▸ **Your objective**: Exactly reproduce each entry, leaving out nothing.
+++ Data in this exercise
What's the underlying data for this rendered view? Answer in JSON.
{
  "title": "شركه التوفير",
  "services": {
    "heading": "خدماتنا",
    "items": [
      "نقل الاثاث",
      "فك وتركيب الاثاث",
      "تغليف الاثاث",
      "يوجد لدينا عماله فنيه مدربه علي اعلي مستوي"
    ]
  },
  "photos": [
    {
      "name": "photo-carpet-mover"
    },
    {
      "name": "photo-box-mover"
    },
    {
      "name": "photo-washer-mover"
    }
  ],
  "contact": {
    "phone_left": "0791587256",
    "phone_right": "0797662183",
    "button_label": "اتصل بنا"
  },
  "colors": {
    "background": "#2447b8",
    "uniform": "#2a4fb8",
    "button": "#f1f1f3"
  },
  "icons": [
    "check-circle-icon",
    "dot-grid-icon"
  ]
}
++++++
▸ **In response**:
What's the underlying data for this rendered view? Answer in JSON.
{
  "title": "شركه التوفير",
  "services": {
    "heading": "خدماتنا",
    "items": [
      "نقل الاثاث",
      "فك وتركيب الاثاث",
      "تغليف الاثاث",
      "يوجد لدينا عماله فنيه مدربه علي اعلي مستوي"
    ]
  },
  "photos": [
    {
      "name": "photo-carpet-mover"
    },
    {
      "name": "photo-box-mover"
    },
    {
      "name": "photo-washer-mover"
    }
  ],
  "contact": {
    "phone_left": "0791587256",
    "phone_right": "0797662183",
    "button_label": "اتصل بنا"
  },
  "colors": {
    "background": "#2447b8",
    "uniform": "#2a4fb8",
    "button": "#f1f1f3"
  },
  "icons": [
    "check-circle-icon",
    "dot-grid-icon"
  ]
}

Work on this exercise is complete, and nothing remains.